To do.
Copy every line that mentions the word "Science".

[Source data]

[Begin]

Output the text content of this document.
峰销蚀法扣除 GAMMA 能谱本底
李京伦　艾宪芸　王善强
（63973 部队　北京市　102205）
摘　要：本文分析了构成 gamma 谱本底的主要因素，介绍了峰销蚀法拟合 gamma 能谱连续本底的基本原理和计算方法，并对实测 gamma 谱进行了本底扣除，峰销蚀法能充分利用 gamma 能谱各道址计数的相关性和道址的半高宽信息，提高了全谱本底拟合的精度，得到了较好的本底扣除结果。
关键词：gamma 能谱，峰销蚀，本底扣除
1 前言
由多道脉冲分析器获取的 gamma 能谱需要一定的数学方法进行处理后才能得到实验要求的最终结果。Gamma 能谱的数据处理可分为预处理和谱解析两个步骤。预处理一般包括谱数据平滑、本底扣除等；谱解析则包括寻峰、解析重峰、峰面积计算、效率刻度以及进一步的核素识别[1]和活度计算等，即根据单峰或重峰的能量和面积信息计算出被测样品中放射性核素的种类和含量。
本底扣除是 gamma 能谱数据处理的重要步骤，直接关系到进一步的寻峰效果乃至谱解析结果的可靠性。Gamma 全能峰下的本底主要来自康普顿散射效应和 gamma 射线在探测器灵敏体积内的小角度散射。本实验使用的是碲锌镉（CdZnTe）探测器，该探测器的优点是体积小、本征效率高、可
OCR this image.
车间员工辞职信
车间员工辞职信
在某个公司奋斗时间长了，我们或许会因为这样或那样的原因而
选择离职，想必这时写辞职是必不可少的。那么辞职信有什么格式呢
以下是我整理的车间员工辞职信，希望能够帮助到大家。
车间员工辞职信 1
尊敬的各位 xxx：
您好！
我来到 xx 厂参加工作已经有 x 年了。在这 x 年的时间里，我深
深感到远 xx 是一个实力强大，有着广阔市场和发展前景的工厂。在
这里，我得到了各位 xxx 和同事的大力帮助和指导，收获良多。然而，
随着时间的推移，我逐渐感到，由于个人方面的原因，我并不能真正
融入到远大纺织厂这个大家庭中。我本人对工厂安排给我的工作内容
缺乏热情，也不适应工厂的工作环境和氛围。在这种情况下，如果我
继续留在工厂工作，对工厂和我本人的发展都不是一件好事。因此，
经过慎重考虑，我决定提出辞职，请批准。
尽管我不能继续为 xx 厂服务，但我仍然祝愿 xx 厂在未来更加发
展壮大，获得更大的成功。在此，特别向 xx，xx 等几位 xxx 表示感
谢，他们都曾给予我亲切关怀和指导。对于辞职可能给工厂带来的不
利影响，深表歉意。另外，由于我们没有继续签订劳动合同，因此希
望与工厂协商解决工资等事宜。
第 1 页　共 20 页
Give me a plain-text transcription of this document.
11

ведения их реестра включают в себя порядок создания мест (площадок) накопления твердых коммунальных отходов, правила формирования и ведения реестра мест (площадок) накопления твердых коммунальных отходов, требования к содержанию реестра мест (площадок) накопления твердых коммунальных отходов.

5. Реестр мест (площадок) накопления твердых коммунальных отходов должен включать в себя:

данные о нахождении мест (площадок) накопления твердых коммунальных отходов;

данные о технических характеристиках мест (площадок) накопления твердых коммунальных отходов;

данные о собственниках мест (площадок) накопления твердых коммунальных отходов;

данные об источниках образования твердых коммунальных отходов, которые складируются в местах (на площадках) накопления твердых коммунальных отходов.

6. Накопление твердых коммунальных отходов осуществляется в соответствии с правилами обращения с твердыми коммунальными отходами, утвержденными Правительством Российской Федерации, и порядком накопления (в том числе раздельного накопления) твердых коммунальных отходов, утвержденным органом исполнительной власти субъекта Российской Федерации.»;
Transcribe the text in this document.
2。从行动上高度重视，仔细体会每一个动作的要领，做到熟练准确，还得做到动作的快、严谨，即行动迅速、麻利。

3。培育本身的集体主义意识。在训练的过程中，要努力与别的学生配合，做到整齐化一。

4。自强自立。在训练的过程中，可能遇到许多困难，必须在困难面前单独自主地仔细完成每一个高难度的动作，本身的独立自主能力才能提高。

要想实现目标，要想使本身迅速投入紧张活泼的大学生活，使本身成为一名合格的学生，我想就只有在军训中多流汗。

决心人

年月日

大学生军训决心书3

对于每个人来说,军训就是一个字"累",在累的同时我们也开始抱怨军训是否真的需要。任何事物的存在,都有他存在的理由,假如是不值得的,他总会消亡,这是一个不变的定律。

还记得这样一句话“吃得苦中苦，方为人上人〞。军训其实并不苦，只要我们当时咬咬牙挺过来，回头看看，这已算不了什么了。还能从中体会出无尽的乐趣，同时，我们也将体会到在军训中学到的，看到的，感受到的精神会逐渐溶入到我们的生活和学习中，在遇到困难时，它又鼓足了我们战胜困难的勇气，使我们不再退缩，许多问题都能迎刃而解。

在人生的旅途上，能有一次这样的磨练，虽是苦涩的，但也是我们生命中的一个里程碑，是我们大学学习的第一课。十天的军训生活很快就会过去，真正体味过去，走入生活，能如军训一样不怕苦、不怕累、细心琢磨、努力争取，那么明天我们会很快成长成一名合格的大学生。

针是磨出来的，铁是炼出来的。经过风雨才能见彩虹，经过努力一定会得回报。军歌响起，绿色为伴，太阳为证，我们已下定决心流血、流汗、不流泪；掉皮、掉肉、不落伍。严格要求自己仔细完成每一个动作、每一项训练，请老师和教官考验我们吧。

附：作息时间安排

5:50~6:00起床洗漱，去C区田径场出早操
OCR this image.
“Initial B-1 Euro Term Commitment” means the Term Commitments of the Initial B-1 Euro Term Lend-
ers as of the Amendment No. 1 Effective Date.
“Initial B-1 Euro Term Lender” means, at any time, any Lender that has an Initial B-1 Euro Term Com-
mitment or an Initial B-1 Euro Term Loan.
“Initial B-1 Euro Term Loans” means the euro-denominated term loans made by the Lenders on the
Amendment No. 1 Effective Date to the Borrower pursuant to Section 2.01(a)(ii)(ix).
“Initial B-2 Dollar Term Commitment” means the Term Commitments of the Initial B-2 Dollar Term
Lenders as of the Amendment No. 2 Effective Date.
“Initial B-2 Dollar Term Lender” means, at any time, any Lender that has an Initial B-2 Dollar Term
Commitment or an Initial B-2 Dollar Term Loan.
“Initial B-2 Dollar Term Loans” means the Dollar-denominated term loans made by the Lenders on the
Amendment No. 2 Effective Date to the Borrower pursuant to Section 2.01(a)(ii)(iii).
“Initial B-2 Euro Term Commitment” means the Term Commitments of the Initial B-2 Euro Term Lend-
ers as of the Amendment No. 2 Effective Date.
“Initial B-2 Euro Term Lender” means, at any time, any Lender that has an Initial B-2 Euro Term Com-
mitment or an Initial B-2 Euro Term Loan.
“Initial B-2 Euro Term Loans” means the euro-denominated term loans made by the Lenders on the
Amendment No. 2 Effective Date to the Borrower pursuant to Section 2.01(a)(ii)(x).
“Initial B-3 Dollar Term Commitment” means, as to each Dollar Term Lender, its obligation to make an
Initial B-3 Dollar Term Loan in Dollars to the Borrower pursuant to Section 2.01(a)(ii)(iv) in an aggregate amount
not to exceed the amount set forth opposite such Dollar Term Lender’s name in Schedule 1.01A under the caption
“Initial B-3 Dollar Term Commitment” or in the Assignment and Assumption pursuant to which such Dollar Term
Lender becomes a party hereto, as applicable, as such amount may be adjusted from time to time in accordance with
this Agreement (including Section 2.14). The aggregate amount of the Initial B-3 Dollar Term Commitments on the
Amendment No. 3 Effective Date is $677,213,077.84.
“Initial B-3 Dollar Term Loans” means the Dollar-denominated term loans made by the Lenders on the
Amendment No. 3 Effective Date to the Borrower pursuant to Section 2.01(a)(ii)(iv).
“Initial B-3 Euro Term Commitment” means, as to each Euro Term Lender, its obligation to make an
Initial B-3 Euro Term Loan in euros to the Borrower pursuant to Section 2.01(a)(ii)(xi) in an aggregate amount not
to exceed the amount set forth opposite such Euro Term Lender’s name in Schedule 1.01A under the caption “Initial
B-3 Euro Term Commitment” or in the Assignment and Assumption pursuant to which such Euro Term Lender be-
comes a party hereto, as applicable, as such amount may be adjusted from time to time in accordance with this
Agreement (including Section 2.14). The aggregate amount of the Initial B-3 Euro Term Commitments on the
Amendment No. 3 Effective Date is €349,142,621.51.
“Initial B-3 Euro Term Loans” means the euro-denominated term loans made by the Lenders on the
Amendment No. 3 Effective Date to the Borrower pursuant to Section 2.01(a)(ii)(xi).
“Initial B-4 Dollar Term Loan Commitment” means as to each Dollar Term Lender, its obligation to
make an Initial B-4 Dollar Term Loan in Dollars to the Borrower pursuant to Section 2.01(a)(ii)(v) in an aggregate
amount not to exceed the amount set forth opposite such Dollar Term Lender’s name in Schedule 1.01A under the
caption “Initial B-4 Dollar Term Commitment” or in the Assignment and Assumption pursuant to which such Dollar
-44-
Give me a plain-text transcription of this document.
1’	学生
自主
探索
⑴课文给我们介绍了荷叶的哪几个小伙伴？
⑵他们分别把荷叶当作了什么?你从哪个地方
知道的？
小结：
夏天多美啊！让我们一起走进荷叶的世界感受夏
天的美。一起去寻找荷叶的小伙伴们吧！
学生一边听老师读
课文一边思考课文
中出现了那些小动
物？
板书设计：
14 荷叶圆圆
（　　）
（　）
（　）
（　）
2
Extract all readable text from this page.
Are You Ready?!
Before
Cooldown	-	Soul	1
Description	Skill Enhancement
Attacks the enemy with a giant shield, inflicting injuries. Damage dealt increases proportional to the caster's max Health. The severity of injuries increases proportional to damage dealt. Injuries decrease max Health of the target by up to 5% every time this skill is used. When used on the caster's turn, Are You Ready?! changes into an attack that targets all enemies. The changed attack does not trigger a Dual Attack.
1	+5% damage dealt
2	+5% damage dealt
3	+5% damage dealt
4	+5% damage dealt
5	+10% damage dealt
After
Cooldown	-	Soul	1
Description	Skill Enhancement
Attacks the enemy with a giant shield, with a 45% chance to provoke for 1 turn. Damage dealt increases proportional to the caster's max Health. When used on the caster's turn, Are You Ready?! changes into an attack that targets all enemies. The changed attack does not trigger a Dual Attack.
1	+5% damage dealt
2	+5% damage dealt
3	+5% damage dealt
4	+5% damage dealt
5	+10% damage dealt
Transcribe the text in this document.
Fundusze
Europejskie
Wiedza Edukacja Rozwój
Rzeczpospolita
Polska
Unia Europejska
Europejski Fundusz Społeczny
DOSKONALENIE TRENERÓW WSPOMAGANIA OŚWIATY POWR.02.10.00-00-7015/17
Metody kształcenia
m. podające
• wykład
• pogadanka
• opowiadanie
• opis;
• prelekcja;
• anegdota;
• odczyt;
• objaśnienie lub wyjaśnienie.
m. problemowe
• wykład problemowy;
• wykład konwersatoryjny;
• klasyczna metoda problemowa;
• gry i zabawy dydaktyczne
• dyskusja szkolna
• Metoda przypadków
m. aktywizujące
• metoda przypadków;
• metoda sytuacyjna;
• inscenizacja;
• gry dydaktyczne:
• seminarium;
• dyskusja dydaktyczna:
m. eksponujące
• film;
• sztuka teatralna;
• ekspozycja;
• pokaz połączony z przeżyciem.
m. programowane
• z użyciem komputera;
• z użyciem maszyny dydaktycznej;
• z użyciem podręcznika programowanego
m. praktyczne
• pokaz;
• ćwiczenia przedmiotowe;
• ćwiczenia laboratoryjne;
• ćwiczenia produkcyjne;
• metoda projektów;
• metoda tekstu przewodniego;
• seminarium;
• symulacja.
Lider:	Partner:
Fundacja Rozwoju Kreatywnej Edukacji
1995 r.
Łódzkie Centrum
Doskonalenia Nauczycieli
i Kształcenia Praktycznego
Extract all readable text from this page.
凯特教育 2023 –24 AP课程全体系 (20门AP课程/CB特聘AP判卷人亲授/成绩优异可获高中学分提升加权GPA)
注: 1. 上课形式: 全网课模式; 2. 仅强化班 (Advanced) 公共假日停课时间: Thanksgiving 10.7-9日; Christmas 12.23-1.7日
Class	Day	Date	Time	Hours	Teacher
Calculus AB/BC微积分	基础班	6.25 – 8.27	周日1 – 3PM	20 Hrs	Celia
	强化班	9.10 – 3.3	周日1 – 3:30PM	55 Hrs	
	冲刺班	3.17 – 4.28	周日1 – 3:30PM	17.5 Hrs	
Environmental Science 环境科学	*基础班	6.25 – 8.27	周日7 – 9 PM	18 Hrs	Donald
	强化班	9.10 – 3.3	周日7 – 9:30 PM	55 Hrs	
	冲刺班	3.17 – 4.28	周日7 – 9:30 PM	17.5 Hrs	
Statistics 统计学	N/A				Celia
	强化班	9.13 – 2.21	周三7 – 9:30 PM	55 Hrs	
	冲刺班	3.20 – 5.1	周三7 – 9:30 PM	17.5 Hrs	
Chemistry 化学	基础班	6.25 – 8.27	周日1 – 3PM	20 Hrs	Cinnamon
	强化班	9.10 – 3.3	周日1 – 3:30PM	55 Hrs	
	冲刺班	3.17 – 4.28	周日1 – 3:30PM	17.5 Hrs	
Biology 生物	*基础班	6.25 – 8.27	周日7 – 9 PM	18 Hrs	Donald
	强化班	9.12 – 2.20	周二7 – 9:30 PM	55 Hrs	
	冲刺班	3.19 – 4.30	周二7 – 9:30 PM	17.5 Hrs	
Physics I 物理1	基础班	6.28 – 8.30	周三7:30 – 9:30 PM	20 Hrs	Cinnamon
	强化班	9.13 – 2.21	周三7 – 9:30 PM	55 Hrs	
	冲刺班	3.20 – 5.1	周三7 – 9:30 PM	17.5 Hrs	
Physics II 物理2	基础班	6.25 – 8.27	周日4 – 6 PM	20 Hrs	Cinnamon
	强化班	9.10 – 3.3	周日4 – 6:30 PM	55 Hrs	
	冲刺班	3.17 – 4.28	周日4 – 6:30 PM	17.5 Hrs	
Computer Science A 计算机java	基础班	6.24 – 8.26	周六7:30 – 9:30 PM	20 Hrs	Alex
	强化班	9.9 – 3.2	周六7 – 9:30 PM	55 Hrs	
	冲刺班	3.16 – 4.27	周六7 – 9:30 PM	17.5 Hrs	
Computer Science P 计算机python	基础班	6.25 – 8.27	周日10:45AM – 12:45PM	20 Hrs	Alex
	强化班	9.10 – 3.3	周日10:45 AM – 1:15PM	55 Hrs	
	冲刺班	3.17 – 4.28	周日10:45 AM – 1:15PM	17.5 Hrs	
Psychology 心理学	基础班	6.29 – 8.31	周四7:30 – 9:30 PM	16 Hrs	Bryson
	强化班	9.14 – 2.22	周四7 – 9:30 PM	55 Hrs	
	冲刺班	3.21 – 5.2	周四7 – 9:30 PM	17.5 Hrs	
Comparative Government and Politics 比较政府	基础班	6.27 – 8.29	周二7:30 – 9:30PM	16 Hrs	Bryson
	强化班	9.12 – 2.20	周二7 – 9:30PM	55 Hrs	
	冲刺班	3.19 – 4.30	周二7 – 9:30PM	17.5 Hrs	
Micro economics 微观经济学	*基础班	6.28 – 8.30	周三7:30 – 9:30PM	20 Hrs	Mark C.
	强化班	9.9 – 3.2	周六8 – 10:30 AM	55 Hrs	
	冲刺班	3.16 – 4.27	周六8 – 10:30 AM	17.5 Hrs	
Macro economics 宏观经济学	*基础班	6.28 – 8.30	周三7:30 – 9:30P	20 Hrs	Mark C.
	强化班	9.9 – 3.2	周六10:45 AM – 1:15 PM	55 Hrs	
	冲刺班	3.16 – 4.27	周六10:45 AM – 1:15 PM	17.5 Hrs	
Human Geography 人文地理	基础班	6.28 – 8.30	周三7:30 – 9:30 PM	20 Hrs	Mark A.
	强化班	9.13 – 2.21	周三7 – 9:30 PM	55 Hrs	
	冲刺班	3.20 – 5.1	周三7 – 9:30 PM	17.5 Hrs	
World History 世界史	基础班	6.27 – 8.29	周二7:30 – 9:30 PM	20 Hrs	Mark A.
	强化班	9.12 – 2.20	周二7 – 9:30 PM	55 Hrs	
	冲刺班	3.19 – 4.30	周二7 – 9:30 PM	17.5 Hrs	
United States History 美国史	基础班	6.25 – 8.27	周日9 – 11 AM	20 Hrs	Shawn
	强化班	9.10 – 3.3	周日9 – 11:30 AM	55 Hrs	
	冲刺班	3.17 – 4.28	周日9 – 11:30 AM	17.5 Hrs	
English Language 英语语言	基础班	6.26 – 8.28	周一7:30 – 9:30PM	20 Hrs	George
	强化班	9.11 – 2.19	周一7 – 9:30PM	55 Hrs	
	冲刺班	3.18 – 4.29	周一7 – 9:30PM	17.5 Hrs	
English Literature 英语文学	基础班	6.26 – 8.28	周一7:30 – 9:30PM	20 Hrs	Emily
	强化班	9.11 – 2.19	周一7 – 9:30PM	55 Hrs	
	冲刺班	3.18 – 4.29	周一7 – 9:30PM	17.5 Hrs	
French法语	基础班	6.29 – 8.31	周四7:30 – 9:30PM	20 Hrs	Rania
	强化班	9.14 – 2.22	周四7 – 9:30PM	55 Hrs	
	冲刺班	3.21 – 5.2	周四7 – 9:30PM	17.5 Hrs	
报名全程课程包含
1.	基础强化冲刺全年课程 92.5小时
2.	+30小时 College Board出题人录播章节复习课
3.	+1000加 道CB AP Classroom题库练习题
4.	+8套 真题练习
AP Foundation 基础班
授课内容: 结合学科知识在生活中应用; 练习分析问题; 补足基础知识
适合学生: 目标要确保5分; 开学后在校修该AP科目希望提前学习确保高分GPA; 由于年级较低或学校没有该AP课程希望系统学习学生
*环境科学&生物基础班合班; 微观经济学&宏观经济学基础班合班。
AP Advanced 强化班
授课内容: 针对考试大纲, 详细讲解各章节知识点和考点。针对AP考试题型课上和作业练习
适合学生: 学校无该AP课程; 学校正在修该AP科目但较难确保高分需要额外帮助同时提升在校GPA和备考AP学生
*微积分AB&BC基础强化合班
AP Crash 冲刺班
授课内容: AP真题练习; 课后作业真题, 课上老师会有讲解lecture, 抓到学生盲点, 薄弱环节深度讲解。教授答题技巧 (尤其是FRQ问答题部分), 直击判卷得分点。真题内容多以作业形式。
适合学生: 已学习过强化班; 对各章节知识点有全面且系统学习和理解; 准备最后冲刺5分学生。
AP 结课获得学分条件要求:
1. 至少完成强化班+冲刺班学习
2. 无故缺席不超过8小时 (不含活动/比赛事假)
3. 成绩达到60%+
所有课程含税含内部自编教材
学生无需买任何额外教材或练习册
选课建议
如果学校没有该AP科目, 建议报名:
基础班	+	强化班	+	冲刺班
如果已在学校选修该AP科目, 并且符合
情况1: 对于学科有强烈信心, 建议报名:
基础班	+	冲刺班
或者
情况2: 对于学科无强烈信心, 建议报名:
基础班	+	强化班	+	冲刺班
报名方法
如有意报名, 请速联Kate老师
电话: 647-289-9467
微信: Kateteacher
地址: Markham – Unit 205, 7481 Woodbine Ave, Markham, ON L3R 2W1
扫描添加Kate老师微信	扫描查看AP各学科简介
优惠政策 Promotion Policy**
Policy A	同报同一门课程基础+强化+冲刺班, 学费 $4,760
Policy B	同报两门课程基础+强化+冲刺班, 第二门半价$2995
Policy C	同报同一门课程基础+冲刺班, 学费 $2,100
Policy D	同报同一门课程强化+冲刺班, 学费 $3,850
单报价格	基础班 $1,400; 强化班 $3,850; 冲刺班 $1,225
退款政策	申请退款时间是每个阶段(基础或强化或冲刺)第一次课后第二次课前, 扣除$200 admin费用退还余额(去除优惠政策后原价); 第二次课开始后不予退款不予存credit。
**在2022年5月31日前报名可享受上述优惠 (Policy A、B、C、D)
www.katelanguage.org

[End]

Solution to this exercise.
Environmental Science 环境科学	*基础班	6.25 – 8.27	周日7 – 9 PM	18 Hrs	Donald
Computer Science A 计算机java	基础班	6.24 – 8.26	周六7:30 – 9:30 PM	20 Hrs	Alex
Computer Science P 计算机python	基础班	6.25 – 8.27	周日10:45AM – 12:45PM	20 Hrs	Alex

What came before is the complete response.